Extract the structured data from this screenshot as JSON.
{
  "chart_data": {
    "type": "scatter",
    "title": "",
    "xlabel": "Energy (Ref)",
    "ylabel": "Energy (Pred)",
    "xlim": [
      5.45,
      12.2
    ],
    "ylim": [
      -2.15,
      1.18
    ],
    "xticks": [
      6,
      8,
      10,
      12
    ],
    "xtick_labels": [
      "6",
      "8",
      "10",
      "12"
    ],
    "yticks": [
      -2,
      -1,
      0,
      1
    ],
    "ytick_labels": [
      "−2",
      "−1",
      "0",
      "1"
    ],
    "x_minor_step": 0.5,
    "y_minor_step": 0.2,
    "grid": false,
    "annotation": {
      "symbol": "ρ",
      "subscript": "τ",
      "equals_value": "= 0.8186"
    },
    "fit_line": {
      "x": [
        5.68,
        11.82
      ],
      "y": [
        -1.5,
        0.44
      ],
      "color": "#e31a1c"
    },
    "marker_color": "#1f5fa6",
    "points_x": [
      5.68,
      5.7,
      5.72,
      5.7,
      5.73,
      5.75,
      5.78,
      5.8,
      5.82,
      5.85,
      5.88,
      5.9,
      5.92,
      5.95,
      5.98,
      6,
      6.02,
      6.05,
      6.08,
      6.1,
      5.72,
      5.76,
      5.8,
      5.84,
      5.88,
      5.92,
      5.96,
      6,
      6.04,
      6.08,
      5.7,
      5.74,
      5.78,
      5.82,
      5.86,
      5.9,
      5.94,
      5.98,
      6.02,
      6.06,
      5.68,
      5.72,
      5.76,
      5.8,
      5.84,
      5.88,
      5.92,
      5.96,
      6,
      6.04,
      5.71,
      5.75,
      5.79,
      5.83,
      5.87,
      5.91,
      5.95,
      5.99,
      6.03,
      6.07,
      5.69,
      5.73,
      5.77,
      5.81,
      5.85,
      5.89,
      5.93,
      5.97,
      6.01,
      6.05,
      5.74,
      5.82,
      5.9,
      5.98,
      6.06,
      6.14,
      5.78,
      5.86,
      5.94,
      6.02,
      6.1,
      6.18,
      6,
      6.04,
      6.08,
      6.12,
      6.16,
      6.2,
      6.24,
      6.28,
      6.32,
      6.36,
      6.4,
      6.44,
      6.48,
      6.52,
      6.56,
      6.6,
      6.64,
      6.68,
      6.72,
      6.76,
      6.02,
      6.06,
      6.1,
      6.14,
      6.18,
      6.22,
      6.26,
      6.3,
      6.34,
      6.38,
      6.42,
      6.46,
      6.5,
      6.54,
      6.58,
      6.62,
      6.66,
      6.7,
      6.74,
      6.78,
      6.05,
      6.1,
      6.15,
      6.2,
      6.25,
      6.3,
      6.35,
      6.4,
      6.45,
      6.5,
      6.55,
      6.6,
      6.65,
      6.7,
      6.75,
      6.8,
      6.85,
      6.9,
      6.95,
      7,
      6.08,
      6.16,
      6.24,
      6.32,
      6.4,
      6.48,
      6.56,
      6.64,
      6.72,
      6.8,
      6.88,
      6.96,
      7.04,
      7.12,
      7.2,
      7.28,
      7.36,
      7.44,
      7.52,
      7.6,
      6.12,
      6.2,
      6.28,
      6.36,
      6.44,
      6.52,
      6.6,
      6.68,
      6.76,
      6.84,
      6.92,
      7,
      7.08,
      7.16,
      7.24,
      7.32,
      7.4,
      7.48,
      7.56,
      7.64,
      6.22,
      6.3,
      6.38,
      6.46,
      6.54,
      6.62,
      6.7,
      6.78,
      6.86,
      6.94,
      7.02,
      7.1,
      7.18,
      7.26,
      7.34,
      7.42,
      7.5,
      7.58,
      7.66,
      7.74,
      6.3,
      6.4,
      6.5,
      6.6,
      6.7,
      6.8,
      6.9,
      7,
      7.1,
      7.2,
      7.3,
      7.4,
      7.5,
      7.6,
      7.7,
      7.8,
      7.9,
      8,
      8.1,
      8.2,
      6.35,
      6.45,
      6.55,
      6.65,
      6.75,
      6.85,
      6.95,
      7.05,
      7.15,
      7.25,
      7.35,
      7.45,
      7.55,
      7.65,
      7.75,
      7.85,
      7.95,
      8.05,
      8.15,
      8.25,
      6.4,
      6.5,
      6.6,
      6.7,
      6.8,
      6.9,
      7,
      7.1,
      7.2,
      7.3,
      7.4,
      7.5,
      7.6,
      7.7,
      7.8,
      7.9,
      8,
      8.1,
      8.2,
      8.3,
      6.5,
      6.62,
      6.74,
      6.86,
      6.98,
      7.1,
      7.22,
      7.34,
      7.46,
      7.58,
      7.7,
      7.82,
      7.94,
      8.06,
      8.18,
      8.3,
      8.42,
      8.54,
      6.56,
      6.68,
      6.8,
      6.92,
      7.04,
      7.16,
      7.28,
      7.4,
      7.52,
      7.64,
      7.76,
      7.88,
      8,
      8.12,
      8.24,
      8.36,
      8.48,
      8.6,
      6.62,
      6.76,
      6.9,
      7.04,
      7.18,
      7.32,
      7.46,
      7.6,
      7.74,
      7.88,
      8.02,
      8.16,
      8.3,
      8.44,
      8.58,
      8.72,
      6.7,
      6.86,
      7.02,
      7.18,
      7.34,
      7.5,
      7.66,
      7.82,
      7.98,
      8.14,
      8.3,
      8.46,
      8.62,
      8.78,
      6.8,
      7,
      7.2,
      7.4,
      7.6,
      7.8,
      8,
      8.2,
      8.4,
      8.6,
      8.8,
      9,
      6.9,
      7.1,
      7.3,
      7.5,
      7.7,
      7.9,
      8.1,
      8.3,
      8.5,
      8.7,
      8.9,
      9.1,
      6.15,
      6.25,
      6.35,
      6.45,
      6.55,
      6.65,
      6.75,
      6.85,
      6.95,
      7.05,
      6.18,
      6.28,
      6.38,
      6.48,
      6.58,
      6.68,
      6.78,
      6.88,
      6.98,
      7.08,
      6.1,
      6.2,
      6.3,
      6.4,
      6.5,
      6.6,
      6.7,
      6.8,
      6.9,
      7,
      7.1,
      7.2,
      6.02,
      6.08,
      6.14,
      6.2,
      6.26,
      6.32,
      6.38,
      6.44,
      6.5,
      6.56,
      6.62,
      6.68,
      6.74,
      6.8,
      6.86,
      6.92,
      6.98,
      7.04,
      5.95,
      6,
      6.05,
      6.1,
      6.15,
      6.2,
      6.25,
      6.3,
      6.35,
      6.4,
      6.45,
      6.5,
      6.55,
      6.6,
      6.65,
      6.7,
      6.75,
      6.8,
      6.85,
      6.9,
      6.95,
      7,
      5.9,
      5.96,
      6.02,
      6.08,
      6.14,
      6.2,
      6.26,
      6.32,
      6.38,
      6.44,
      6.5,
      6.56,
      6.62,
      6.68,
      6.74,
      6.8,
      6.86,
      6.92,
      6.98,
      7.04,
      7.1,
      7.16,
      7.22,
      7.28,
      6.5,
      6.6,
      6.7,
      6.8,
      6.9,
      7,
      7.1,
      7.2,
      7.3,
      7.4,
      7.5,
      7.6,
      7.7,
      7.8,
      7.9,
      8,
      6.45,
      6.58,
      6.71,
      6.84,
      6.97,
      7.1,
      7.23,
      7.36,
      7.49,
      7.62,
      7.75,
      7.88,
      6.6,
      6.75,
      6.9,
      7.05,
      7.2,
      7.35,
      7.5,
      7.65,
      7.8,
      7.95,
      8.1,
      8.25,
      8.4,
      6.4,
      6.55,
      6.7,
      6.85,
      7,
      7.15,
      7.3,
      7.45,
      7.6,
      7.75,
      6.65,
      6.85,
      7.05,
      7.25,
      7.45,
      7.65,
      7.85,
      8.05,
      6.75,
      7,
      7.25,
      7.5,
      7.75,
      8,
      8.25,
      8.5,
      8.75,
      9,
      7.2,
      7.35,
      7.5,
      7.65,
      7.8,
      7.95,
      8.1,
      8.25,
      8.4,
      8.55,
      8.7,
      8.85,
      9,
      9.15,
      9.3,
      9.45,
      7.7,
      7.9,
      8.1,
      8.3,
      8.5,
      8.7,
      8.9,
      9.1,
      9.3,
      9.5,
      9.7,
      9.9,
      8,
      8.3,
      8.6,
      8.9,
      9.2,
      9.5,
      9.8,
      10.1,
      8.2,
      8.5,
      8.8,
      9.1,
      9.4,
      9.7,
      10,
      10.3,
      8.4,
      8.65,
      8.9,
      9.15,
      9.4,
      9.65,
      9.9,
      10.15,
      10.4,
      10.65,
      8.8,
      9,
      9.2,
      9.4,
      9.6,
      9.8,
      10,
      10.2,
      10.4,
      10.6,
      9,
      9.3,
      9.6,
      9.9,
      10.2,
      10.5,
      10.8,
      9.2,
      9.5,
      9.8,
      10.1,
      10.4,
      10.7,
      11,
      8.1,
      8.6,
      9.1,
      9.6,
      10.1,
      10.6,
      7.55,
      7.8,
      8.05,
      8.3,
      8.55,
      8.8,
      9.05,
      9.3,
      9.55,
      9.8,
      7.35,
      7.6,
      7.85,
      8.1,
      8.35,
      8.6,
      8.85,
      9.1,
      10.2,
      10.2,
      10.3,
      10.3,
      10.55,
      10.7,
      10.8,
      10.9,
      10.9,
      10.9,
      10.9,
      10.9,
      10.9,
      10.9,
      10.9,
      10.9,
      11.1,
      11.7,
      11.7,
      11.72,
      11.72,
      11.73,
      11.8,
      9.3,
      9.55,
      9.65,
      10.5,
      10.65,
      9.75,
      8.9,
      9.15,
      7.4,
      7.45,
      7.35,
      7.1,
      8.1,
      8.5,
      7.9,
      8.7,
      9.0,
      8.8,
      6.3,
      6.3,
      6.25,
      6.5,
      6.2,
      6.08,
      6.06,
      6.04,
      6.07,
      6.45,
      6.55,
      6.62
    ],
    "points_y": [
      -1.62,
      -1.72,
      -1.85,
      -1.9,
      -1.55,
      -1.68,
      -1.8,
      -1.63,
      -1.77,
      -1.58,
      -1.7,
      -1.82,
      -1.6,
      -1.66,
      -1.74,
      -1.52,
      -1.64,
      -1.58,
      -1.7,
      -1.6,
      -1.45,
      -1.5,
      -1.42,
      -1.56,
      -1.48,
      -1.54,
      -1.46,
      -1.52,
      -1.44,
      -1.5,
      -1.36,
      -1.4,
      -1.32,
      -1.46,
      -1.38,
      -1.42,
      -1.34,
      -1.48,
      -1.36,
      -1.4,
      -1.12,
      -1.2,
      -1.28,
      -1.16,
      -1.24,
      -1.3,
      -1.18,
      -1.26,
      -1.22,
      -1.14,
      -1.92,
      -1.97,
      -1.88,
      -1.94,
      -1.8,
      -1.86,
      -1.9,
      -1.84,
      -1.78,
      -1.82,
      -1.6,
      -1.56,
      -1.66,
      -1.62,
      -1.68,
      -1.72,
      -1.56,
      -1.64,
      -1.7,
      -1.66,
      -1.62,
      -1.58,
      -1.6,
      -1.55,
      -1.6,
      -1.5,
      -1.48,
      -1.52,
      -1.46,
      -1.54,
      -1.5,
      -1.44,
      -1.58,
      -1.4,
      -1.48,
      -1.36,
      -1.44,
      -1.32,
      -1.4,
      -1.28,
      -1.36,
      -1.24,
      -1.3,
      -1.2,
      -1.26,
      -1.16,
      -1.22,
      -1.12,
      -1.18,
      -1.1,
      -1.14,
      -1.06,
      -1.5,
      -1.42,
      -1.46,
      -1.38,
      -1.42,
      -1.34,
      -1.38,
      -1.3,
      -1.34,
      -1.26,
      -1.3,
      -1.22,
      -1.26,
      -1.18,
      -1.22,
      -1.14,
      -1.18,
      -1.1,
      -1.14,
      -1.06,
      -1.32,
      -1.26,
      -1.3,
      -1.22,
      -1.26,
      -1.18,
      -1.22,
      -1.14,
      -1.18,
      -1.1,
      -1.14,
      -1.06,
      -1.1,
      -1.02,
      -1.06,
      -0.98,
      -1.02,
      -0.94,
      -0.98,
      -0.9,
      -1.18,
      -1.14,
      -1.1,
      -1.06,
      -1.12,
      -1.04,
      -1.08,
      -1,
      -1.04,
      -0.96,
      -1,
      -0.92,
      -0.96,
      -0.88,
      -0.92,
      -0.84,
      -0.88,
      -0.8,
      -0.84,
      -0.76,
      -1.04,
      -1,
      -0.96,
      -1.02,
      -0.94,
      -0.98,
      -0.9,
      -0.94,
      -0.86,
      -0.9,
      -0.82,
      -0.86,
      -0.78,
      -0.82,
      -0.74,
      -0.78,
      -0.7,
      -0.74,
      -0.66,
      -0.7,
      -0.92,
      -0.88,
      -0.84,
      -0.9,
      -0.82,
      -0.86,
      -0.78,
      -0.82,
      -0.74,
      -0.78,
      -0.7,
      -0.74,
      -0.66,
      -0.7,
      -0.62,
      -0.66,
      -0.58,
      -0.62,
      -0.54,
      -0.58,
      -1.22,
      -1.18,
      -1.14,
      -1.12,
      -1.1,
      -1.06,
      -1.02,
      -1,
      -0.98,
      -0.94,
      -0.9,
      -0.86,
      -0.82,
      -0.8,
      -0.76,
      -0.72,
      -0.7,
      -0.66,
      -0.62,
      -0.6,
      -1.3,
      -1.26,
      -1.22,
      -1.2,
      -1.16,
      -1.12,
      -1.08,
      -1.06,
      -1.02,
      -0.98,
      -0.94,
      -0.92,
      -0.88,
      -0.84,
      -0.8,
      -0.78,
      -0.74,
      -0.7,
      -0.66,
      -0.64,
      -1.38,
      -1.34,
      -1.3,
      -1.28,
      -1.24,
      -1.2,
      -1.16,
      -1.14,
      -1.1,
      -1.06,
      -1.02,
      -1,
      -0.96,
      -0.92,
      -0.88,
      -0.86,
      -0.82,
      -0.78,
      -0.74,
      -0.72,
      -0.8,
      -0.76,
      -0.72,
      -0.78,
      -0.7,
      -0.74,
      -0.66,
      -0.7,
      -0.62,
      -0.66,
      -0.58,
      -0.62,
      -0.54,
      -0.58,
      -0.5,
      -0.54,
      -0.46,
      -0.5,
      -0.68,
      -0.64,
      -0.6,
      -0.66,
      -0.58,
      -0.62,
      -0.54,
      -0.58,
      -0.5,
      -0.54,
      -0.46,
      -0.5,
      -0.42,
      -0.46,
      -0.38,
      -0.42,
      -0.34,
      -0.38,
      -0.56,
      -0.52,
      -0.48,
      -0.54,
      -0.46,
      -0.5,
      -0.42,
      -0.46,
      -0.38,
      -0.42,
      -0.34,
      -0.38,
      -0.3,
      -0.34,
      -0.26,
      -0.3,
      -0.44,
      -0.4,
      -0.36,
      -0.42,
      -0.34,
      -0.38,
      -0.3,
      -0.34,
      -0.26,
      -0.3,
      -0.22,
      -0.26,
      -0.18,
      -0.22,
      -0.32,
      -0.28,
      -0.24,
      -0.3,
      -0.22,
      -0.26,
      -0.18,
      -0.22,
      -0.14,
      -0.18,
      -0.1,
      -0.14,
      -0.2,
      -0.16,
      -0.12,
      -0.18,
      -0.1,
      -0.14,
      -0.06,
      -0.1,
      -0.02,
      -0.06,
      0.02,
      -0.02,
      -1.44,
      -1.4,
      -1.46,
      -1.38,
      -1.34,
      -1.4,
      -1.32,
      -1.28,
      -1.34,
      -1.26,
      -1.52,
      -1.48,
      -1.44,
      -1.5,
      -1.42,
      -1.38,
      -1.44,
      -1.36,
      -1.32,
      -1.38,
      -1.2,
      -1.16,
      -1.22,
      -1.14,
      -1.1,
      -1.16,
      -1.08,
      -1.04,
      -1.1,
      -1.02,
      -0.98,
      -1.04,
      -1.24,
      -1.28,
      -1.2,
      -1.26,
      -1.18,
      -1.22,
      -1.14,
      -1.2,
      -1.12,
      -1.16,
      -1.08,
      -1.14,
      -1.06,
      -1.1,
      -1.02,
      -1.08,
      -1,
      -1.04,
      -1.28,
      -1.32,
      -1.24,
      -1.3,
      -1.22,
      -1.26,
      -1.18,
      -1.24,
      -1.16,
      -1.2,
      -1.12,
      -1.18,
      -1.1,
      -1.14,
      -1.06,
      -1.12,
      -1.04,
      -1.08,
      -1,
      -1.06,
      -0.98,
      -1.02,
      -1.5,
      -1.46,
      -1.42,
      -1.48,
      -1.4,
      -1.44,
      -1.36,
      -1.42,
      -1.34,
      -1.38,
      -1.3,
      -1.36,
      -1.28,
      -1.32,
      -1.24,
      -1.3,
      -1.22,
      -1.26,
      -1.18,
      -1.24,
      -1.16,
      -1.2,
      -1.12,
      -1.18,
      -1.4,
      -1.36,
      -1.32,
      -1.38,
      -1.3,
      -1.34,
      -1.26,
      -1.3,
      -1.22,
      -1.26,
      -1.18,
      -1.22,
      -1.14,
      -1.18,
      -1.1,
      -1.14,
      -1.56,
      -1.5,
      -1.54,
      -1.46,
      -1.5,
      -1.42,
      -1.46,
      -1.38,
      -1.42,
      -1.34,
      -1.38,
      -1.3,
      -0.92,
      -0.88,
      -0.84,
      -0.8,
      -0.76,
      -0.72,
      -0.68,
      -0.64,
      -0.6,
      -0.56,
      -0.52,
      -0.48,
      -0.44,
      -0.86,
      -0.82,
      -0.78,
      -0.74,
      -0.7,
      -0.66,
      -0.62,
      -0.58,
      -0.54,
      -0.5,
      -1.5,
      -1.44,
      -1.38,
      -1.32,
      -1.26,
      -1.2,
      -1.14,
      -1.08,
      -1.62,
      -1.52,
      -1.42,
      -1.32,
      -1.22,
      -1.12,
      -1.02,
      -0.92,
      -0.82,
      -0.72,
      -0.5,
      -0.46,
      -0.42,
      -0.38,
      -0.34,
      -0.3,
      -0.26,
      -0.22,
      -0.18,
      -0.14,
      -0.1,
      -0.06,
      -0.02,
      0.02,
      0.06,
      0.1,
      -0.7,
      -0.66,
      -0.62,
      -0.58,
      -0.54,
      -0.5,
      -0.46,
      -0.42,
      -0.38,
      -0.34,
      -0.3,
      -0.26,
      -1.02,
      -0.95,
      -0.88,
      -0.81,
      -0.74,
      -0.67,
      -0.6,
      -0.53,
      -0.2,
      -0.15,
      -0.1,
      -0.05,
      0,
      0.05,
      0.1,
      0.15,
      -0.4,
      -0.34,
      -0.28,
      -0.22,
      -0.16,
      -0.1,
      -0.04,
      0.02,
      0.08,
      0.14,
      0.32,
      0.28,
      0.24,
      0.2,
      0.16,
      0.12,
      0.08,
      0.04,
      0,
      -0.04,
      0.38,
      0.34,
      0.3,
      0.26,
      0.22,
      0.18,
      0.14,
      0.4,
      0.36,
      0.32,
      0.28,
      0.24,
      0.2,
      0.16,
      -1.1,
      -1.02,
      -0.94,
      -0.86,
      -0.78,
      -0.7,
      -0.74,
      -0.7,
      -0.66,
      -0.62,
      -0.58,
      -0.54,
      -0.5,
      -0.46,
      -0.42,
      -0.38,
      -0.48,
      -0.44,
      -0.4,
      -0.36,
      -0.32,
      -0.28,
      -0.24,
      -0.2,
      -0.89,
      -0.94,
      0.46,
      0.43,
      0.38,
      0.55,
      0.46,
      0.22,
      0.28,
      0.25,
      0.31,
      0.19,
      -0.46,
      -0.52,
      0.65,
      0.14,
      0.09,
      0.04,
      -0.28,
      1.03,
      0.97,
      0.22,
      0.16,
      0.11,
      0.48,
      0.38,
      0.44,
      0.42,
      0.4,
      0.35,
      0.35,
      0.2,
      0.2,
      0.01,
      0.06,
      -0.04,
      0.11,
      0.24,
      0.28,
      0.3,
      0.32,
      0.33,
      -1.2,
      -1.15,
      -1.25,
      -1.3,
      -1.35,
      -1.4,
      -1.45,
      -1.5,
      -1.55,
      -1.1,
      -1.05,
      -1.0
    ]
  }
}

STATED EXERCISE: Return every line from the records above that holds the word "Energy".

ANSWER FOR THE TASK:
    "xlabel": "Energy (Ref)",
    "ylabel": "Energy (Pred)",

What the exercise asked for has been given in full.